[Task requirements]: From the entries below, copy out every line with "проведения" in it.

[Information provided]:

-----

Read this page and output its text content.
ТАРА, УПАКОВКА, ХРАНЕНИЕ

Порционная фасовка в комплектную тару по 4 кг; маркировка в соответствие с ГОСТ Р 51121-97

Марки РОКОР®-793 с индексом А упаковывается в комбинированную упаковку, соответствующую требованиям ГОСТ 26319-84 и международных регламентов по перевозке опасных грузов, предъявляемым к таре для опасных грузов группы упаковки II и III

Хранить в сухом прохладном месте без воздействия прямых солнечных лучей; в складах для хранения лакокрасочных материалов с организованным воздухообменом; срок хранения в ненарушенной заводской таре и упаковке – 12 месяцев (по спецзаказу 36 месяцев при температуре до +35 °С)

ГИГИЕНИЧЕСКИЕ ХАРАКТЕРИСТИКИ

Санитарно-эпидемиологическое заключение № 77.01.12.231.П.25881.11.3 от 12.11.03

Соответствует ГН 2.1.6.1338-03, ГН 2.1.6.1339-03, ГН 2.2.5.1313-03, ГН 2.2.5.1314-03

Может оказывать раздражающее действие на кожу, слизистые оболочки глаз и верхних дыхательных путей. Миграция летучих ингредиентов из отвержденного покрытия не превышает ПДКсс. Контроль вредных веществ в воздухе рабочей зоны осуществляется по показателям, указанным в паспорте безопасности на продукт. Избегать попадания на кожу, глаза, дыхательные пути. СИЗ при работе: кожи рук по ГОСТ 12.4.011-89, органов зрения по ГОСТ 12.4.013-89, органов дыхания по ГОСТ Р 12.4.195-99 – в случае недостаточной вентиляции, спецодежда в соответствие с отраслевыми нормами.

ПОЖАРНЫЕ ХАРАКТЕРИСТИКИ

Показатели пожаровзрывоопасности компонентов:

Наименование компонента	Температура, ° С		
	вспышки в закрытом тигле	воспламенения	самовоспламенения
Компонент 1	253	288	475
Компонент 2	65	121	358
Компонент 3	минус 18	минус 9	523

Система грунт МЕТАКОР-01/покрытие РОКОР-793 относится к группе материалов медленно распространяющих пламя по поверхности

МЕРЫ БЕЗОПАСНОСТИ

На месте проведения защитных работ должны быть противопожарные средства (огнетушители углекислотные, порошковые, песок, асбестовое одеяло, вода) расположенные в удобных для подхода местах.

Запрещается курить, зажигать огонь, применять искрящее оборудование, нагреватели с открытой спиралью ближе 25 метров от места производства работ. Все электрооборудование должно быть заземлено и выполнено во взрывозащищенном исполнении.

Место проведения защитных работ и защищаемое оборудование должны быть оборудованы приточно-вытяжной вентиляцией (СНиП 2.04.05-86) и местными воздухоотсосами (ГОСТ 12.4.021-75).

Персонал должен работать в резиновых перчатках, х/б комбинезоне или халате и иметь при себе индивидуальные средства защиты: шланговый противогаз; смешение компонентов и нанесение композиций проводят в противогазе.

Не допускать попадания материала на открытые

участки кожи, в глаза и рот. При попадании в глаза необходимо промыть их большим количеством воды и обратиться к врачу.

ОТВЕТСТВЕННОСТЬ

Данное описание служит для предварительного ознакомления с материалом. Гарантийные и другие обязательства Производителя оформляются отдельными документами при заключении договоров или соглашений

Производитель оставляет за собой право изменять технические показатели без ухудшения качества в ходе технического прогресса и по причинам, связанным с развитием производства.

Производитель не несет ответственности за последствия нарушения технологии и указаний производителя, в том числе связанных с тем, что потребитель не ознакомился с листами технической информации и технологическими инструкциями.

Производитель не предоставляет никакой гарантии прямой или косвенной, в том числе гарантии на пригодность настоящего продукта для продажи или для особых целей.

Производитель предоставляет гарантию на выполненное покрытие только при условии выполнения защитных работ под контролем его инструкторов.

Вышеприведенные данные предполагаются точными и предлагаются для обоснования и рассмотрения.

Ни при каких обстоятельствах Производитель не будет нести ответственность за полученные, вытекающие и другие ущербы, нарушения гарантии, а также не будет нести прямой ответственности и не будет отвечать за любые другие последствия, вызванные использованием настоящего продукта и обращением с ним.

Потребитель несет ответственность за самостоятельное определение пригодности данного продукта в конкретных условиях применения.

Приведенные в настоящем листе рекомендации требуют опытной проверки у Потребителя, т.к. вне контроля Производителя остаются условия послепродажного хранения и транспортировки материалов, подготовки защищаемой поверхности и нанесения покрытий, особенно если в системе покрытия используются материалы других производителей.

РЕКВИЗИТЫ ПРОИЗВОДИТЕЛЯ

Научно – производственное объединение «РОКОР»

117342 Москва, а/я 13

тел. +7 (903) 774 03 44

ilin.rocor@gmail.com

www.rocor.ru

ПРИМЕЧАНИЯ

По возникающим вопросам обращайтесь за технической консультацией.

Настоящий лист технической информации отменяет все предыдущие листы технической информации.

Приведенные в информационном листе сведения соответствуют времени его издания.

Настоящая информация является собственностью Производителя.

-----

[Worked answer]:
На месте проведения защитных работ должны быть противопожарные средства (огнетушители углекислотные, порошковые, песок, асбестовое одеяло, вода) расположенные в удобных для подхода местах.
Место проведения защитных работ и защищаемое оборудование должны быть оборудованы приточно-вытяжной вентиляцией (СНиП 2.04.05-86) и местными воздухоотсосами (ГОСТ 12.4.021-75).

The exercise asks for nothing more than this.